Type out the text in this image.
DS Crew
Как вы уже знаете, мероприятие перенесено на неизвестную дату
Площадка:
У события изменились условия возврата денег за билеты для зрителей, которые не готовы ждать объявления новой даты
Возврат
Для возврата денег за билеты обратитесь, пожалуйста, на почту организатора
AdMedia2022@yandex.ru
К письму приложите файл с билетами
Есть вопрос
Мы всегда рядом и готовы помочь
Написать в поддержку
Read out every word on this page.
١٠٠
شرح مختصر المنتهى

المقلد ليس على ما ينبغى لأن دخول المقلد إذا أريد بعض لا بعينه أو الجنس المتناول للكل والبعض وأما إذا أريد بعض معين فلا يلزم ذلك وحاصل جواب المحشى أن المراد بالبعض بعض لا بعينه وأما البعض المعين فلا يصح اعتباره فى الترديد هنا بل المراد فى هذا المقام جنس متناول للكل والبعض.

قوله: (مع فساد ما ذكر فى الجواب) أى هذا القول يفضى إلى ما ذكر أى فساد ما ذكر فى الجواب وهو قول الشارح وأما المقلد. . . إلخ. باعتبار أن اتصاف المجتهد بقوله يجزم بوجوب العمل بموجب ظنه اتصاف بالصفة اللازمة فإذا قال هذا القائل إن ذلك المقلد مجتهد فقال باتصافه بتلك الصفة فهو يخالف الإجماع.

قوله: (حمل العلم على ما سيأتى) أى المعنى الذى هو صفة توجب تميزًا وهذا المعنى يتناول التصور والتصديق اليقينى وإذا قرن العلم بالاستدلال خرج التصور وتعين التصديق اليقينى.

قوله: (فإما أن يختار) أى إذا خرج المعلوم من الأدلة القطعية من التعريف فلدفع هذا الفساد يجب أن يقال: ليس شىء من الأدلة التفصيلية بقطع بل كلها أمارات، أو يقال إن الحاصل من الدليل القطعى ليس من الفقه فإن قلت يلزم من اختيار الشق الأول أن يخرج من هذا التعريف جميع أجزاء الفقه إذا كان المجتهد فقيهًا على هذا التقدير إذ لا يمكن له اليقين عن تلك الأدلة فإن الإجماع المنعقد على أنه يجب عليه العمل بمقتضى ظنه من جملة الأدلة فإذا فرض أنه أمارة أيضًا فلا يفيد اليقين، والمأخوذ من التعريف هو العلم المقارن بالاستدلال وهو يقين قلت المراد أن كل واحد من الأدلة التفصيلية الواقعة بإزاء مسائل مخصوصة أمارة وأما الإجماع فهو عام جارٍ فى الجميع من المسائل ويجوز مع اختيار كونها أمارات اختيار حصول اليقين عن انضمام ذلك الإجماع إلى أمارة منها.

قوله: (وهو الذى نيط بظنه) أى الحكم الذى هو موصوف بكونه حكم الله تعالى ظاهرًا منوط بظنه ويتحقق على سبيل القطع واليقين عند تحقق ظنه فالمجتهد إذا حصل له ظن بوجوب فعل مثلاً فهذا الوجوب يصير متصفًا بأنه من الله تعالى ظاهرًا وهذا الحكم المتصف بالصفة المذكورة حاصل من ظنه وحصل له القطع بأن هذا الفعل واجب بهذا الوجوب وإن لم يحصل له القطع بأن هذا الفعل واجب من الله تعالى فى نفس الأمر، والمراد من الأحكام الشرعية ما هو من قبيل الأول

══════════

> _Task requirements_: Search the data for "فإذا". Copy every matching line.

> _Solution_:
قوله: (مع فساد ما ذكر فى الجواب) أى هذا القول يفضى إلى ما ذكر أى فساد ما ذكر فى الجواب وهو قول الشارح وأما المقلد. . . إلخ. باعتبار أن اتصاف المجتهد بقوله يجزم بوجوب العمل بموجب ظنه اتصاف بالصفة اللازمة فإذا قال هذا القائل إن ذلك المقلد مجتهد فقال باتصافه بتلك الصفة فهو يخالف الإجماع.
قوله: (فإما أن يختار) أى إذا خرج المعلوم من الأدلة القطعية من التعريف فلدفع هذا الفساد يجب أن يقال: ليس شىء من الأدلة التفصيلية بقطع بل كلها أمارات، أو يقال إن الحاصل من الدليل القطعى ليس من الفقه فإن قلت يلزم من اختيار الشق الأول أن يخرج من هذا التعريف جميع أجزاء الفقه إذا كان المجتهد فقيهًا على هذا التقدير إذ لا يمكن له اليقين عن تلك الأدلة فإن الإجماع المنعقد على أنه يجب عليه العمل بمقتضى ظنه من جملة الأدلة فإذا فرض أنه أمارة أيضًا فلا يفيد اليقين، والمأخوذ من التعريف هو العلم المقارن بالاستدلال وهو يقين قلت المراد أن كل واحد من الأدلة التفصيلية الواقعة بإزاء مسائل مخصوصة أمارة وأما الإجماع فهو عام جارٍ فى الجميع من المسائل ويجوز مع اختيار كونها أمارات اختيار حصول اليقين عن انضمام ذلك الإجماع إلى أمارة منها.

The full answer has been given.